======== Data section

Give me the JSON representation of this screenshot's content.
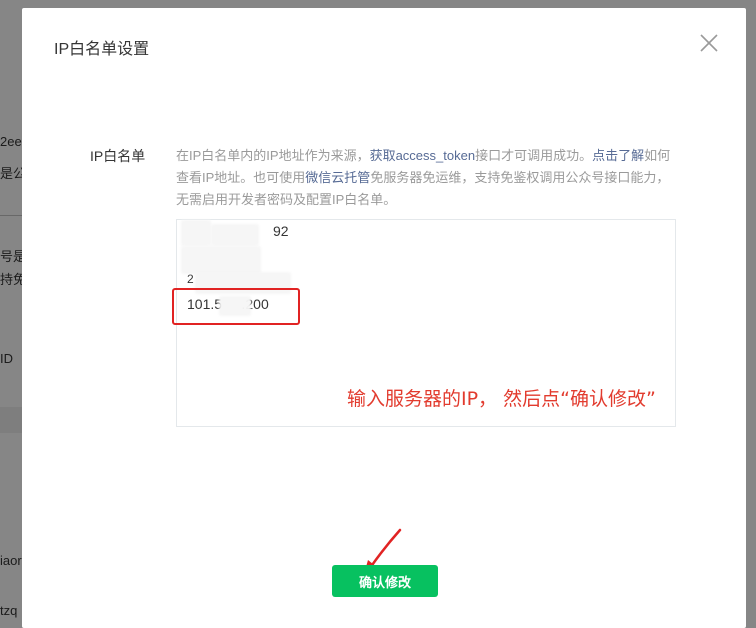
{
  "background": {
    "fragments": [
      "2ee",
      "是公",
      "号是t",
      "持免",
      "ID",
      "iaor",
      "tzq"
    ]
  },
  "dialog": {
    "title": "IP白名单设置",
    "close_icon": "close-icon"
  },
  "form": {
    "label": "IP白名单",
    "description": {
      "text1": "在IP白名单内的IP地址作为来源，",
      "link1": "获取access_token",
      "text2": "接口才可调用成功。",
      "link2": "点击了解",
      "text3": "如何查看IP地址。也可使用",
      "link3": "微信云托管",
      "text4": "免服务器免运维，支持免鉴权调用公众号接口能力，无需启用开发者密码及配置IP白名单。"
    },
    "ip_entries": [
      "92",
      "2",
      "101.5     .200"
    ]
  },
  "annotation": {
    "text": "输入服务器的IP， 然后点“确认修改”",
    "color": "#e23b2e"
  },
  "confirm_button": {
    "label": "确认修改",
    "color": "#07c160"
  }
}
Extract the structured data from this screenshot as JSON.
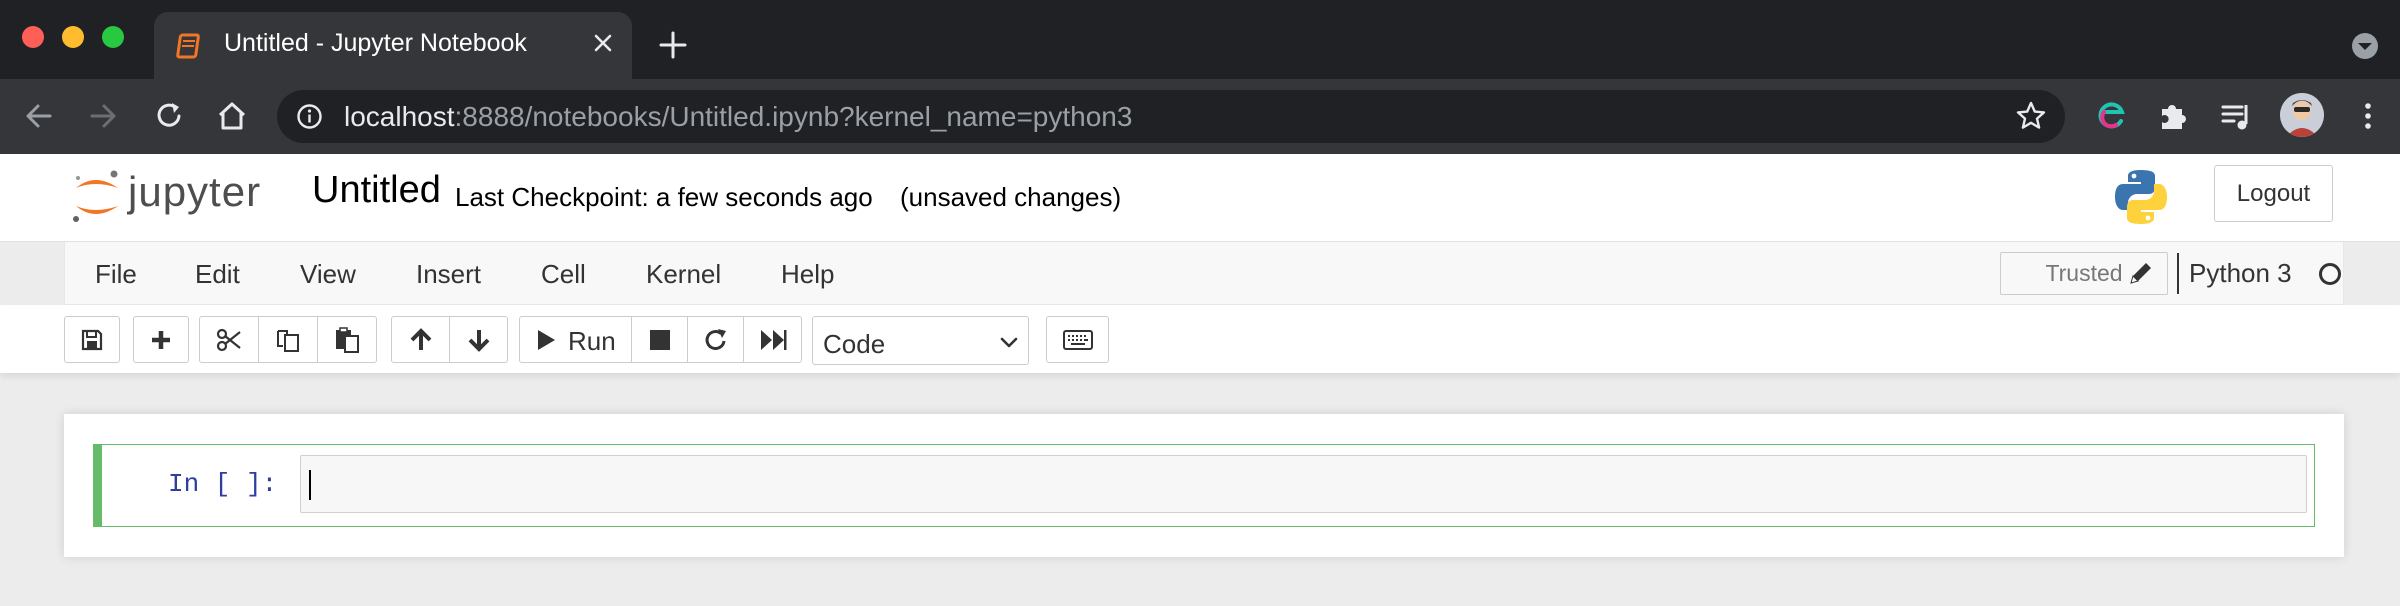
{
  "browser": {
    "tab_title": "Untitled - Jupyter Notebook",
    "url_host": "localhost",
    "url_rest": ":8888/notebooks/Untitled.ipynb?kernel_name=python3",
    "icons": [
      "back-arrow-icon",
      "forward-arrow-icon",
      "reload-icon",
      "home-icon",
      "info-icon",
      "star-icon",
      "edge-extension-icon",
      "puzzle-icon",
      "media-queue-icon",
      "kebab-menu-icon"
    ],
    "colors": {
      "tabstrip": "#202124",
      "toolbar": "#35363a",
      "tab_favicon": "#f37626"
    }
  },
  "header": {
    "logo_text": "jupyter",
    "notebook_name": "Untitled",
    "checkpoint": "Last Checkpoint: a few seconds ago",
    "autosave_status": "(unsaved changes)",
    "logout_label": "Logout"
  },
  "menubar": {
    "items": [
      "File",
      "Edit",
      "View",
      "Insert",
      "Cell",
      "Kernel",
      "Help"
    ],
    "trusted_label": "Trusted",
    "kernel_name": "Python 3"
  },
  "toolbar": {
    "run_label": "Run",
    "cell_type": "Code",
    "icons": [
      "save-icon",
      "plus-icon",
      "scissors-icon",
      "copy-icon",
      "paste-icon",
      "arrow-up-icon",
      "arrow-down-icon",
      "play-icon",
      "stop-icon",
      "restart-icon",
      "fast-forward-icon",
      "keyboard-icon"
    ]
  },
  "notebook": {
    "cells": [
      {
        "prompt": "In [ ]:",
        "source": ""
      }
    ],
    "accent": "#66bb6a",
    "prompt_color": "#303f9f"
  }
}
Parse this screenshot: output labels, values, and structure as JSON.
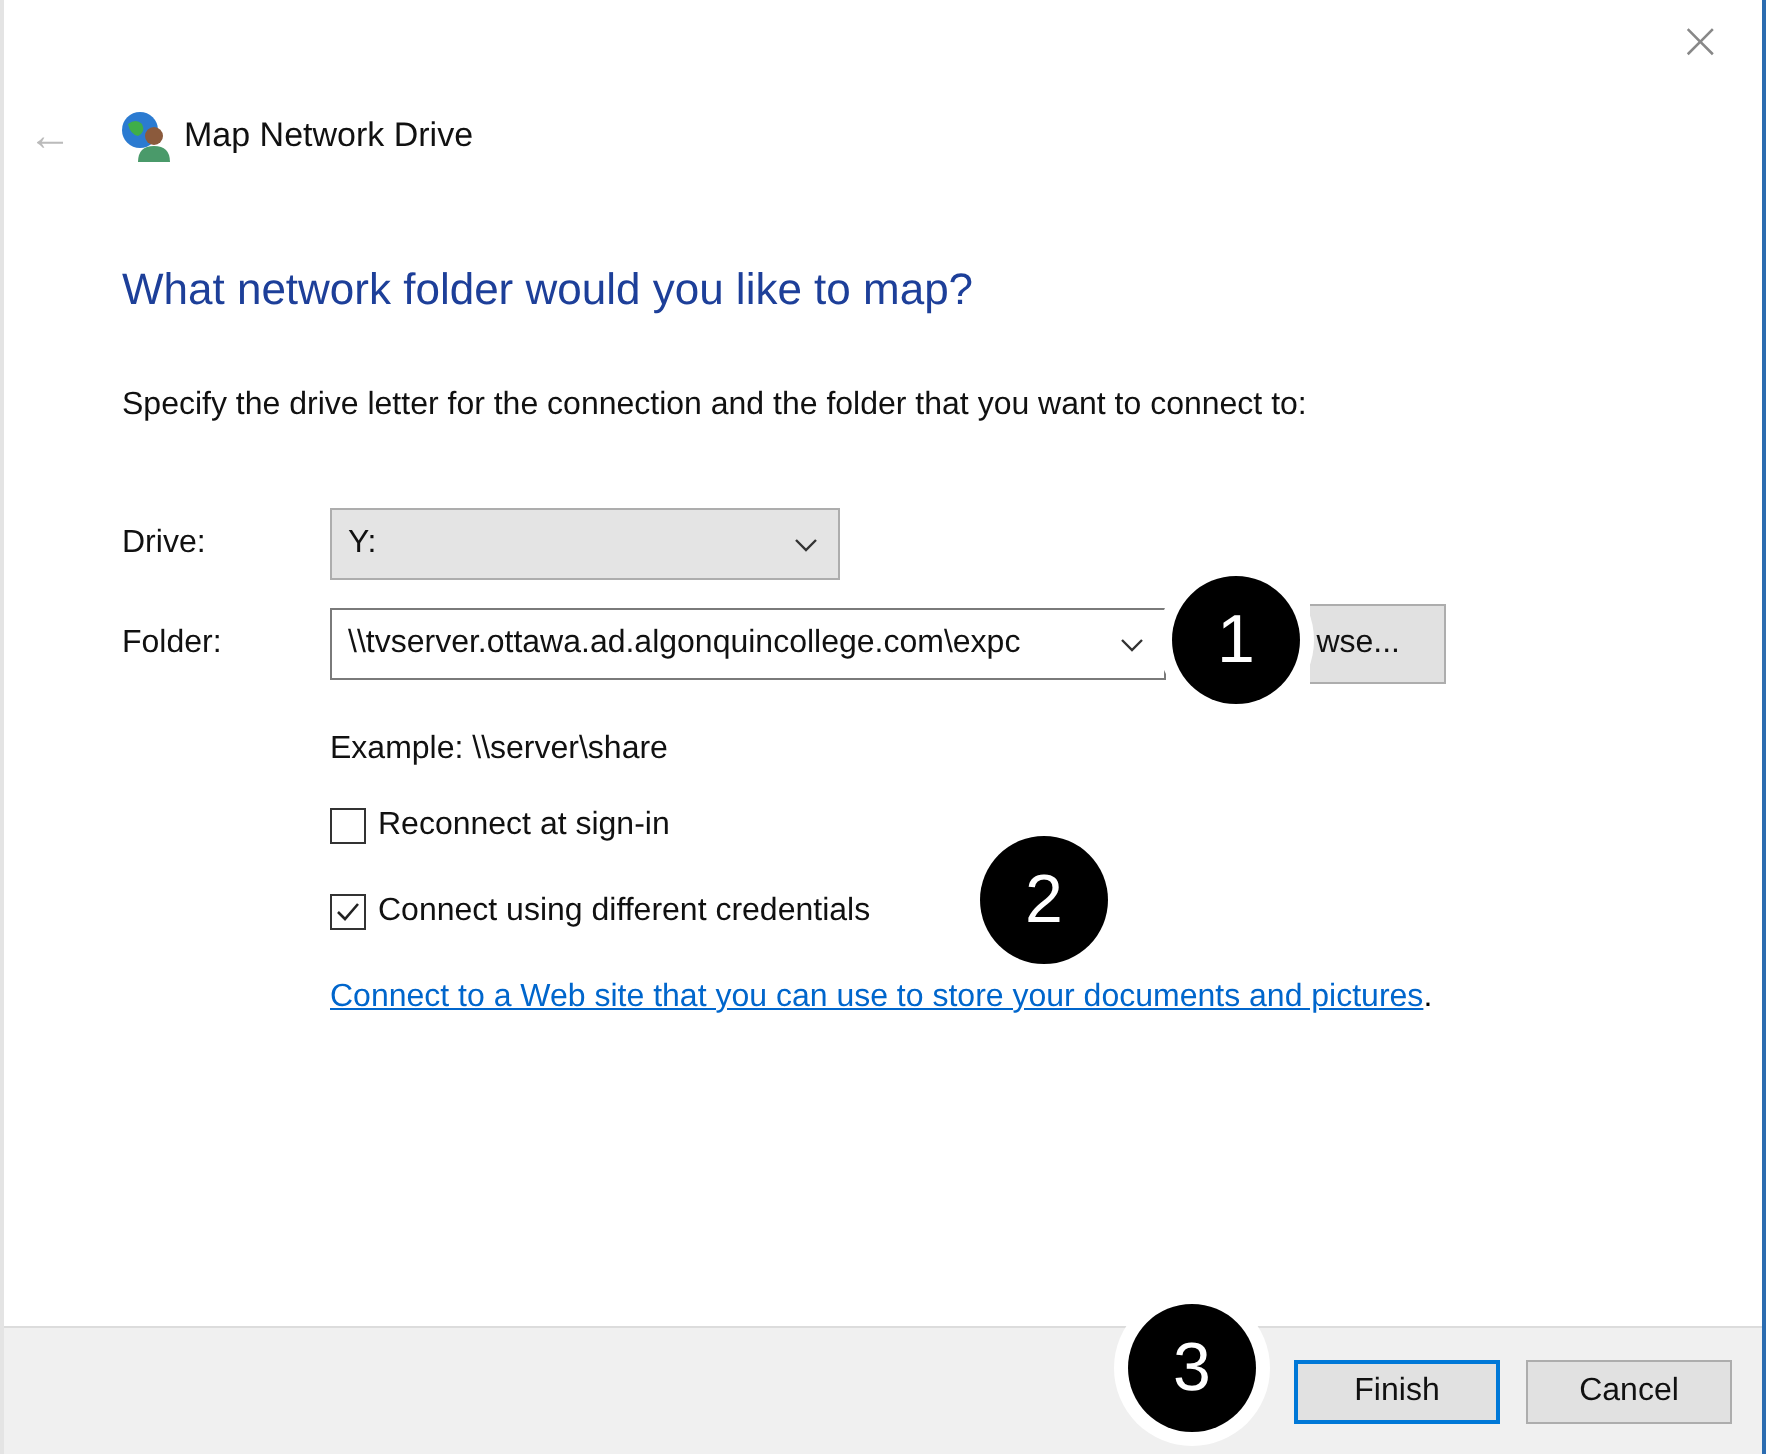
{
  "window": {
    "title": "Map Network Drive",
    "close": "×",
    "back": "←"
  },
  "heading": "What network folder would you like to map?",
  "instruction": "Specify the drive letter for the connection and the folder that you want to connect to:",
  "drive": {
    "label": "Drive:",
    "value": "Y:"
  },
  "folder": {
    "label": "Folder:",
    "value": "\\\\tvserver.ottawa.ad.algonquincollege.com\\expc",
    "browse_button": "wse..."
  },
  "example": "Example: \\\\server\\share",
  "options": [
    {
      "label": "Reconnect at sign-in",
      "checked": false
    },
    {
      "label": "Connect using different credentials",
      "checked": true
    }
  ],
  "link": {
    "text": "Connect to a Web site that you can use to store your documents and pictures",
    "trailing": "."
  },
  "buttons": [
    {
      "label": "Finish",
      "selected": true
    },
    {
      "label": "Cancel",
      "selected": false
    }
  ],
  "callouts": [
    {
      "label": "1"
    },
    {
      "label": "2"
    },
    {
      "label": "3"
    }
  ]
}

================

Across the entries, how many lines contain "Untitled"? Reply with the number only.

Task result: 3